╭─ RECORDS TO PROCESS
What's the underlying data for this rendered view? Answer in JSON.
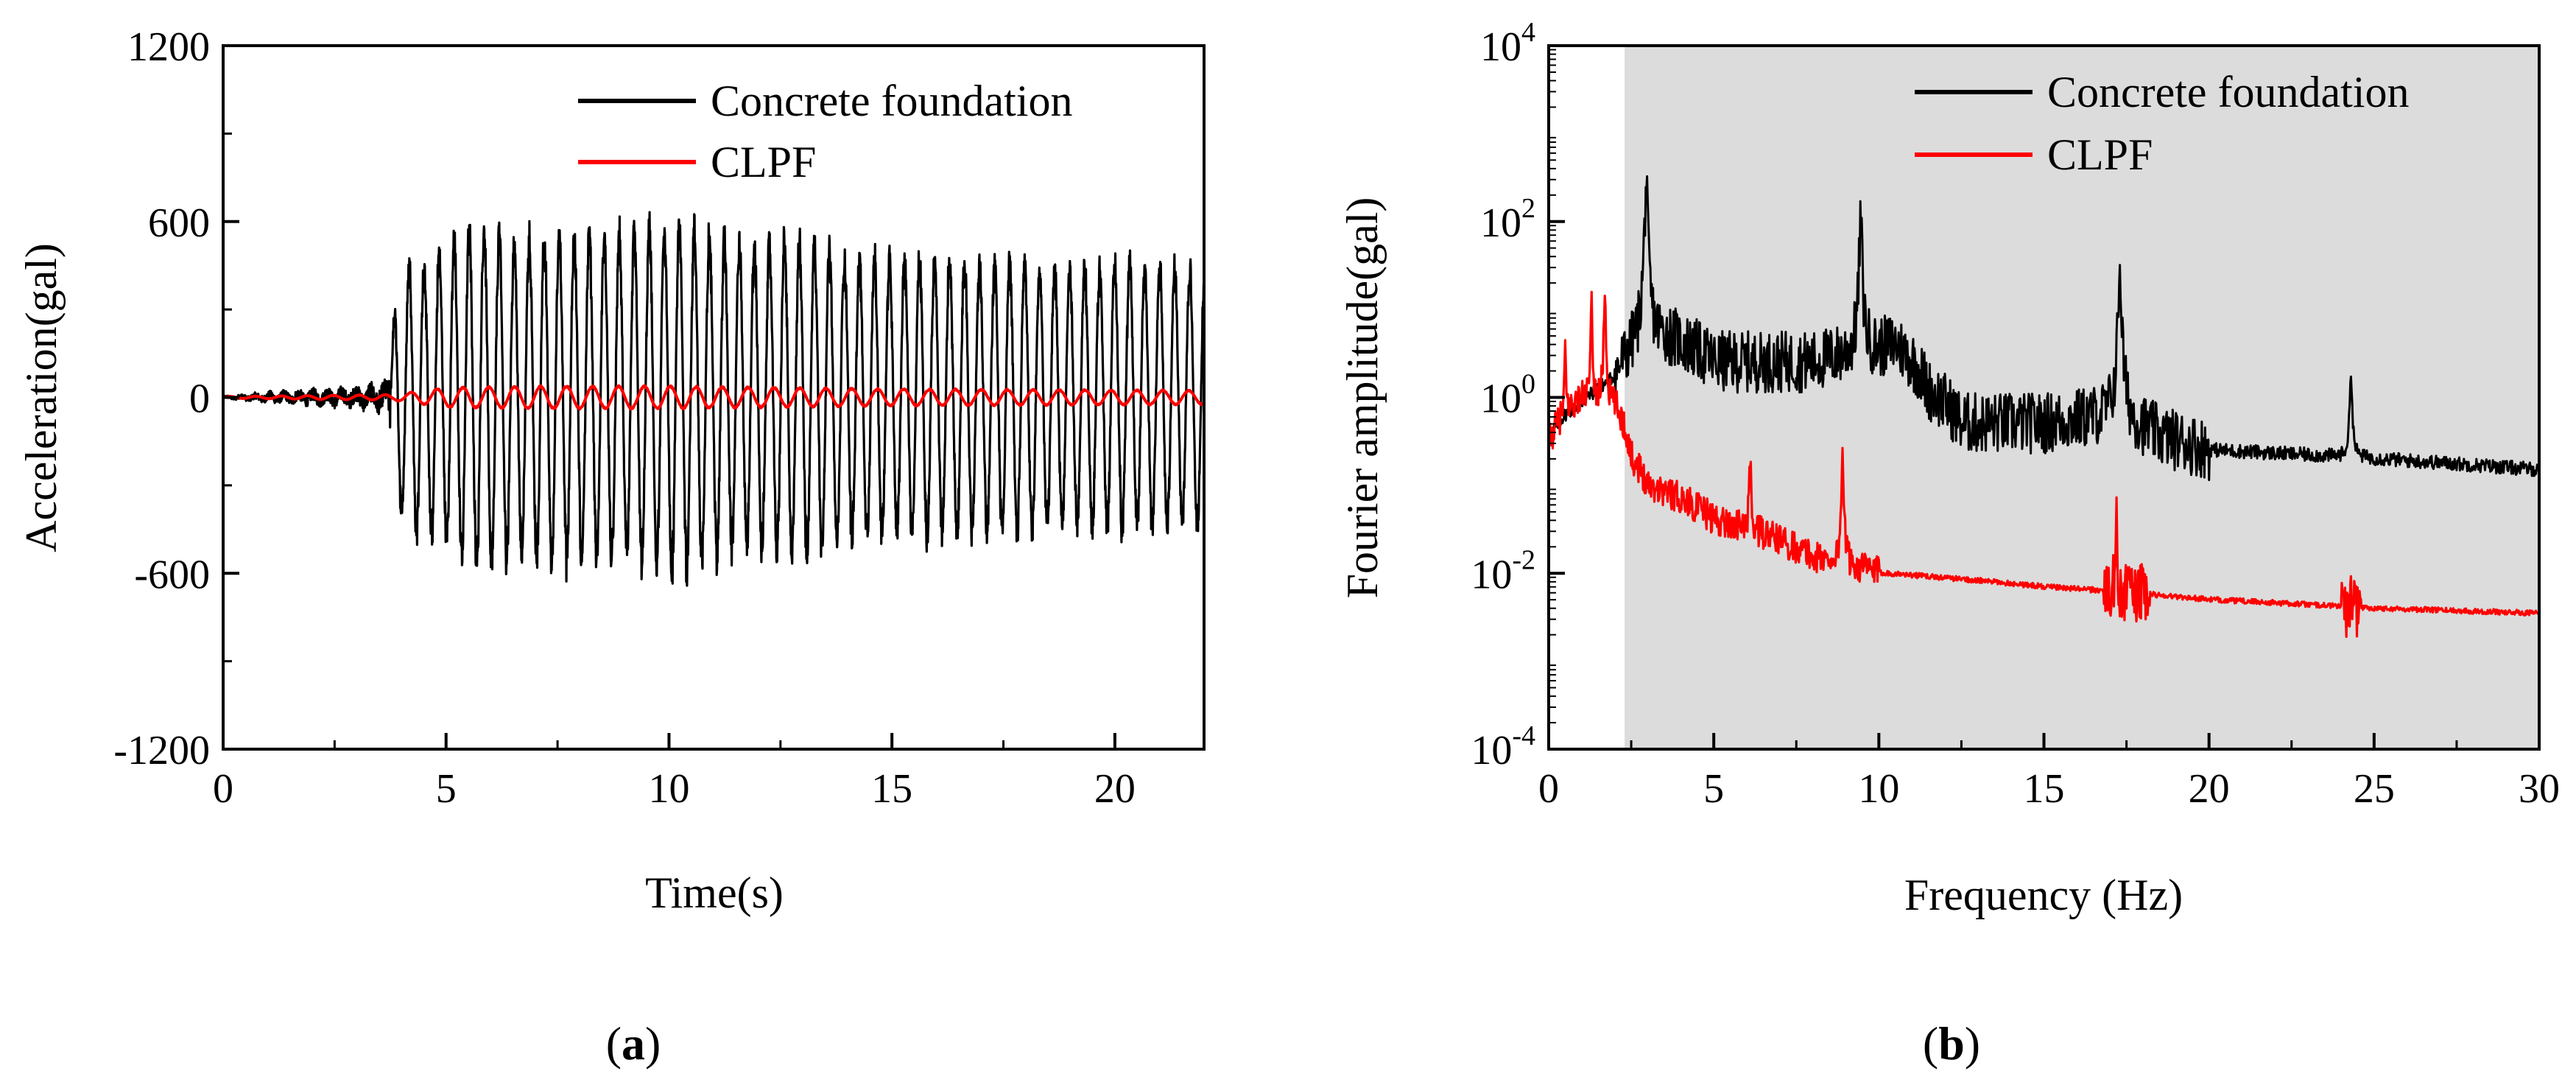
{
  "figure": {
    "panel_labels": [
      "(a)",
      "(b)"
    ],
    "panel_letters": [
      "a",
      "b"
    ]
  },
  "chart_data": [
    {
      "type": "line",
      "panel": "a",
      "title": "",
      "xlabel": "Time(s)",
      "ylabel": "Acceleration(gal)",
      "xlim": [
        0,
        22
      ],
      "ylim": [
        -1200,
        1200
      ],
      "xticks": [
        0,
        5,
        10,
        15,
        20
      ],
      "xtick_labels": [
        "0",
        "5",
        "10",
        "15",
        "20"
      ],
      "yticks": [
        -1200,
        -600,
        0,
        600,
        1200
      ],
      "ytick_labels": [
        "-1200",
        "-600",
        "0",
        "600",
        "1200"
      ],
      "grid": false,
      "legend_position": "top-right",
      "series": [
        {
          "name": "Concrete foundation",
          "color": "#000000",
          "description_points": {
            "t": [
              0,
              1,
              2,
              3,
              3.7,
              3.9,
              4.2,
              4.5,
              5,
              5.7,
              6.5,
              7.3,
              8.3,
              9.1,
              10.0,
              11.0,
              12,
              13,
              14,
              15,
              16,
              17,
              18,
              19,
              20,
              21,
              22
            ],
            "envelope": [
              5,
              20,
              30,
              40,
              60,
              400,
              520,
              500,
              560,
              650,
              580,
              620,
              610,
              600,
              650,
              600,
              560,
              600,
              520,
              520,
              520,
              500,
              500,
              480,
              500,
              490,
              480
            ]
          }
        },
        {
          "name": "CLPF",
          "color": "#ff0000",
          "description_points": {
            "t": [
              0,
              3.8,
              5,
              7,
              10,
              15,
              22
            ],
            "envelope": [
              3,
              10,
              35,
              40,
              40,
              30,
              25
            ]
          }
        }
      ]
    },
    {
      "type": "line",
      "panel": "b",
      "title": "",
      "xlabel": "Frequency (Hz)",
      "ylabel": "Fourier amplitude(gal)",
      "xlim": [
        0,
        30
      ],
      "ylim": [
        0.0001,
        10000
      ],
      "yscale": "log",
      "xticks": [
        0,
        5,
        10,
        15,
        20,
        25,
        30
      ],
      "xtick_labels": [
        "0",
        "5",
        "10",
        "15",
        "20",
        "25",
        "30"
      ],
      "yticks": [
        0.0001,
        0.01,
        1,
        100,
        10000
      ],
      "ytick_labels": [
        {
          "base": "10",
          "exp": "-4"
        },
        {
          "base": "10",
          "exp": "-2"
        },
        {
          "base": "10",
          "exp": "0"
        },
        {
          "base": "10",
          "exp": "2"
        },
        {
          "base": "10",
          "exp": "4"
        }
      ],
      "shaded_region": {
        "x_from": 2.3,
        "x_to": 30,
        "color": "#dcdcdc"
      },
      "grid": false,
      "legend_position": "top-right",
      "series": [
        {
          "name": "Concrete foundation",
          "color": "#000000",
          "peaks": [
            {
              "freq": 2.95,
              "amp": 300
            },
            {
              "freq": 9.45,
              "amp": 110
            },
            {
              "freq": 17.3,
              "amp": 35
            },
            {
              "freq": 24.3,
              "amp": 1.8
            }
          ],
          "baseline": {
            "f": [
              0,
              0.5,
              1,
              2,
              2.5,
              3.5,
              5,
              8,
              10,
              10.5,
              11.5,
              12.5,
              15,
              17,
              18.5,
              20,
              25,
              30
            ],
            "amp": [
              0.3,
              0.6,
              0.8,
              1.5,
              3,
              5,
              2.5,
              2.5,
              3.5,
              4,
              1.2,
              0.5,
              0.5,
              0.6,
              0.35,
              0.25,
              0.2,
              0.15
            ]
          }
        },
        {
          "name": "CLPF",
          "color": "#ff0000",
          "peaks": [
            {
              "freq": 0.5,
              "amp": 2.5
            },
            {
              "freq": 1.3,
              "amp": 10
            },
            {
              "freq": 1.7,
              "amp": 18
            },
            {
              "freq": 6.1,
              "amp": 0.2
            },
            {
              "freq": 8.9,
              "amp": 0.3
            },
            {
              "freq": 17.2,
              "amp": 0.03
            }
          ],
          "baseline": {
            "f": [
              0,
              1,
              2,
              2.5,
              3,
              5,
              8,
              10,
              15,
              20,
              25,
              30
            ],
            "amp": [
              0.3,
              1,
              0.8,
              0.2,
              0.1,
              0.04,
              0.015,
              0.01,
              0.007,
              0.005,
              0.004,
              0.0035
            ]
          }
        }
      ]
    }
  ]
}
╰─
## EXERCISE DESCRIPTION
Copy all the lines of data exactly as they appear, dropping any images.

## EXERCISE ANSWER
What's the underlying data for this rendered view? Answer in JSON.
{
  "figure": {
    "panel_labels": [
      "(a)",
      "(b)"
    ],
    "panel_letters": [
      "a",
      "b"
    ]
  },
  "chart_data": [
    {
      "type": "line",
      "panel": "a",
      "title": "",
      "xlabel": "Time(s)",
      "ylabel": "Acceleration(gal)",
      "xlim": [
        0,
        22
      ],
      "ylim": [
        -1200,
        1200
      ],
      "xticks": [
        0,
        5,
        10,
        15,
        20
      ],
      "xtick_labels": [
        "0",
        "5",
        "10",
        "15",
        "20"
      ],
      "yticks": [
        -1200,
        -600,
        0,
        600,
        1200
      ],
      "ytick_labels": [
        "-1200",
        "-600",
        "0",
        "600",
        "1200"
      ],
      "grid": false,
      "legend_position": "top-right",
      "series": [
        {
          "name": "Concrete foundation",
          "color": "#000000",
          "description_points": {
            "t": [
              0,
              1,
              2,
              3,
              3.7,
              3.9,
              4.2,
              4.5,
              5,
              5.7,
              6.5,
              7.3,
              8.3,
              9.1,
              10.0,
              11.0,
              12,
              13,
              14,
              15,
              16,
              17,
              18,
              19,
              20,
              21,
              22
            ],
            "envelope": [
              5,
              20,
              30,
              40,
              60,
              400,
              520,
              500,
              560,
              650,
              580,
              620,
              610,
              600,
              650,
              600,
              560,
              600,
              520,
              520,
              520,
              500,
              500,
              480,
              500,
              490,
              480
            ]
          }
        },
        {
          "name": "CLPF",
          "color": "#ff0000",
          "description_points": {
            "t": [
              0,
              3.8,
              5,
              7,
              10,
              15,
              22
            ],
            "envelope": [
              3,
              10,
              35,
              40,
              40,
              30,
              25
            ]
          }
        }
      ]
    },
    {
      "type": "line",
      "panel": "b",
      "title": "",
      "xlabel": "Frequency (Hz)",
      "ylabel": "Fourier amplitude(gal)",
      "xlim": [
        0,
        30
      ],
      "ylim": [
        0.0001,
        10000
      ],
      "yscale": "log",
      "xticks": [
        0,
        5,
        10,
        15,
        20,
        25,
        30
      ],
      "xtick_labels": [
        "0",
        "5",
        "10",
        "15",
        "20",
        "25",
        "30"
      ],
      "yticks": [
        0.0001,
        0.01,
        1,
        100,
        10000
      ],
      "ytick_labels": [
        {
          "base": "10",
          "exp": "-4"
        },
        {
          "base": "10",
          "exp": "-2"
        },
        {
          "base": "10",
          "exp": "0"
        },
        {
          "base": "10",
          "exp": "2"
        },
        {
          "base": "10",
          "exp": "4"
        }
      ],
      "shaded_region": {
        "x_from": 2.3,
        "x_to": 30,
        "color": "#dcdcdc"
      },
      "grid": false,
      "legend_position": "top-right",
      "series": [
        {
          "name": "Concrete foundation",
          "color": "#000000",
          "peaks": [
            {
              "freq": 2.95,
              "amp": 300
            },
            {
              "freq": 9.45,
              "amp": 110
            },
            {
              "freq": 17.3,
              "amp": 35
            },
            {
              "freq": 24.3,
              "amp": 1.8
            }
          ],
          "baseline": {
            "f": [
              0,
              0.5,
              1,
              2,
              2.5,
              3.5,
              5,
              8,
              10,
              10.5,
              11.5,
              12.5,
              15,
              17,
              18.5,
              20,
              25,
              30
            ],
            "amp": [
              0.3,
              0.6,
              0.8,
              1.5,
              3,
              5,
              2.5,
              2.5,
              3.5,
              4,
              1.2,
              0.5,
              0.5,
              0.6,
              0.35,
              0.25,
              0.2,
              0.15
            ]
          }
        },
        {
          "name": "CLPF",
          "color": "#ff0000",
          "peaks": [
            {
              "freq": 0.5,
              "amp": 2.5
            },
            {
              "freq": 1.3,
              "amp": 10
            },
            {
              "freq": 1.7,
              "amp": 18
            },
            {
              "freq": 6.1,
              "amp": 0.2
            },
            {
              "freq": 8.9,
              "amp": 0.3
            },
            {
              "freq": 17.2,
              "amp": 0.03
            }
          ],
          "baseline": {
            "f": [
              0,
              1,
              2,
              2.5,
              3,
              5,
              8,
              10,
              15,
              20,
              25,
              30
            ],
            "amp": [
              0.3,
              1,
              0.8,
              0.2,
              0.1,
              0.04,
              0.015,
              0.01,
              0.007,
              0.005,
              0.004,
              0.0035
            ]
          }
        }
      ]
    }
  ]
}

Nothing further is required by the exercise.